* _YOUR TASK_:
Pull out every line in the data that has the string "heat" in it.

___ DATA PROVIDED ___

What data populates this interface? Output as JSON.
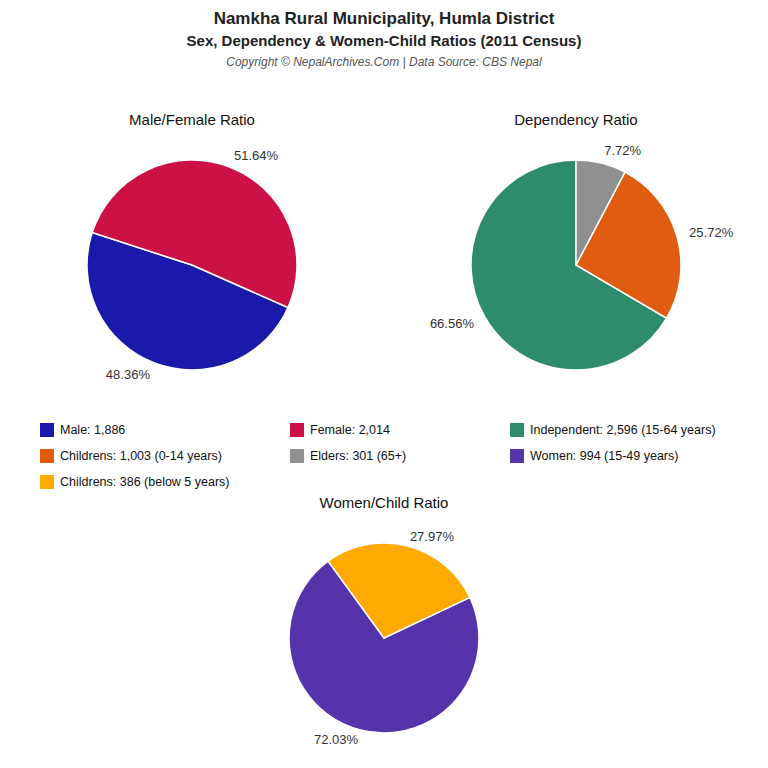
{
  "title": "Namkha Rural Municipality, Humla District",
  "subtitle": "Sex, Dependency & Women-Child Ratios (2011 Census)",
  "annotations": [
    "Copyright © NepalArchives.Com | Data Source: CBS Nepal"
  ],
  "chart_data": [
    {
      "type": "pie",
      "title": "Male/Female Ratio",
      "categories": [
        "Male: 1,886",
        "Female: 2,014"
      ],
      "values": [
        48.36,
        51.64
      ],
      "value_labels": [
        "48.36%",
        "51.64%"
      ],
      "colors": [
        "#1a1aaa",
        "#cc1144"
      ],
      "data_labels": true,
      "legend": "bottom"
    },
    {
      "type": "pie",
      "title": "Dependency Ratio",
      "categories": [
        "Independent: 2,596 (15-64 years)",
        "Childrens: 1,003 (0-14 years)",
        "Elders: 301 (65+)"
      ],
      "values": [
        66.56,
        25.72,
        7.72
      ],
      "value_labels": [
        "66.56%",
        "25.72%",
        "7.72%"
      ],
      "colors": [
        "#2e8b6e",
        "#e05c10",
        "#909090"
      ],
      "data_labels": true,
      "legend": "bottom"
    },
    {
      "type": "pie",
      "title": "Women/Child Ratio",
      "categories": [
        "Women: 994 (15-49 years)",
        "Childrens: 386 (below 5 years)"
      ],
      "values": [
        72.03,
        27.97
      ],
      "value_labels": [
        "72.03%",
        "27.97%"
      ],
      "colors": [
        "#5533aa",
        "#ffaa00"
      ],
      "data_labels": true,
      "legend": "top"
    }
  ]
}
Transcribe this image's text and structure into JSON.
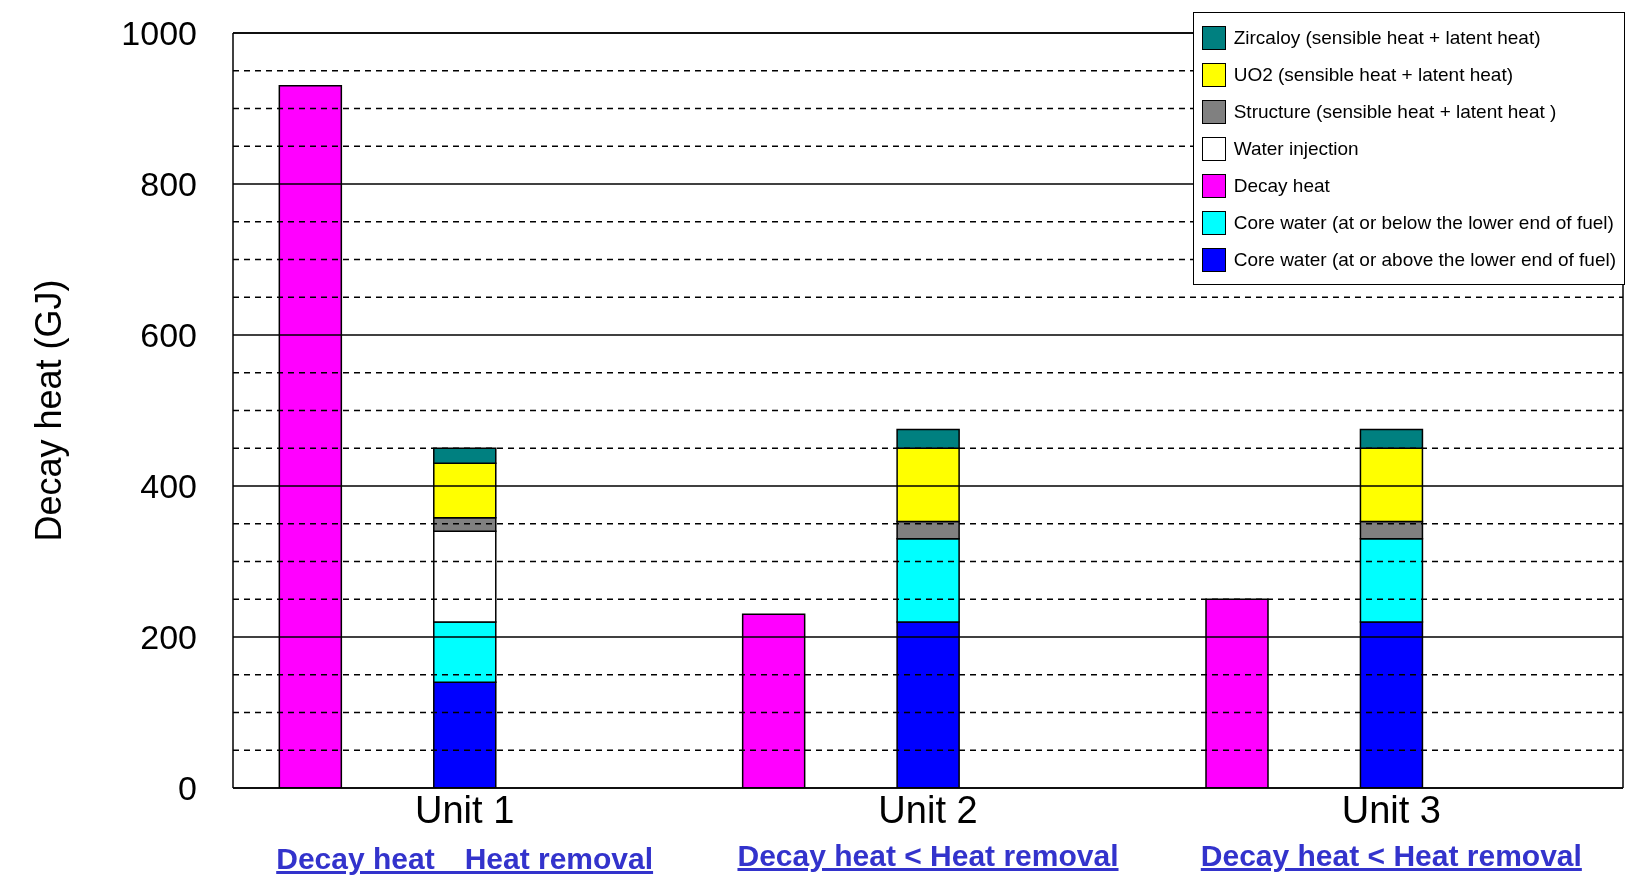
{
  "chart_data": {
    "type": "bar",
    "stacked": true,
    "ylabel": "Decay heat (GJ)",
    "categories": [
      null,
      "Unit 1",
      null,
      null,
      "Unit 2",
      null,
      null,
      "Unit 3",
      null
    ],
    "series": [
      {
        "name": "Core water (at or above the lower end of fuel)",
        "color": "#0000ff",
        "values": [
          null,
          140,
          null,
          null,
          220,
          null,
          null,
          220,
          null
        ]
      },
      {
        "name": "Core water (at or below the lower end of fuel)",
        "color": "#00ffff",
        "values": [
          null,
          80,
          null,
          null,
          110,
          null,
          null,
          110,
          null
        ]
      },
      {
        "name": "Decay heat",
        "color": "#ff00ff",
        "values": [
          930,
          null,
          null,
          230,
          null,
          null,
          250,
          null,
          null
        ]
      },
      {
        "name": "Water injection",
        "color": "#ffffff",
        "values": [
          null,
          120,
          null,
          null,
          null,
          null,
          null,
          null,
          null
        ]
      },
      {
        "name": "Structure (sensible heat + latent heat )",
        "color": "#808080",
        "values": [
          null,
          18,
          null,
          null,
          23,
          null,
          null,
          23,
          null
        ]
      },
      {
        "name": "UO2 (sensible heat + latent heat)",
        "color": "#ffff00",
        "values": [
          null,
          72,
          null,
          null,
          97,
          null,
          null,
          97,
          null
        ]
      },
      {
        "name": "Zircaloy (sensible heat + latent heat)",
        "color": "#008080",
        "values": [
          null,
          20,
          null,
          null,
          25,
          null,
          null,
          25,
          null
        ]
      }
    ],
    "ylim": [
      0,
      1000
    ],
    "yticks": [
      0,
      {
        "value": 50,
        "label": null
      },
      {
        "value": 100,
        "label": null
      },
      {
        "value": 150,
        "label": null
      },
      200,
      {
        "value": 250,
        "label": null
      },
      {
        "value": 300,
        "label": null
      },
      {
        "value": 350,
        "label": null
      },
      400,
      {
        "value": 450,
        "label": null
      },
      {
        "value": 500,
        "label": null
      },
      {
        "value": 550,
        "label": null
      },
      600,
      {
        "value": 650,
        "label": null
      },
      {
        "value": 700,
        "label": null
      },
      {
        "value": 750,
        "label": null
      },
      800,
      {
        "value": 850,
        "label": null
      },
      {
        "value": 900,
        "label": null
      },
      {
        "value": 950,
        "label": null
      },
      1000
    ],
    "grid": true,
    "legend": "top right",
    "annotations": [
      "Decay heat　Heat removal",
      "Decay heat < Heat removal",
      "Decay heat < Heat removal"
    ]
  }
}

___

* _PROBLEM SOLUTION_:
    "ylabel": "Decay heat (GJ)",
        "name": "Decay heat",
        "name": "Structure (sensible heat + latent heat )",
        "name": "UO2 (sensible heat + latent heat)",
        "name": "Zircaloy (sensible heat + latent heat)",
      "Decay heat　Heat removal",
      "Decay heat < Heat removal",
      "Decay heat < Heat removal"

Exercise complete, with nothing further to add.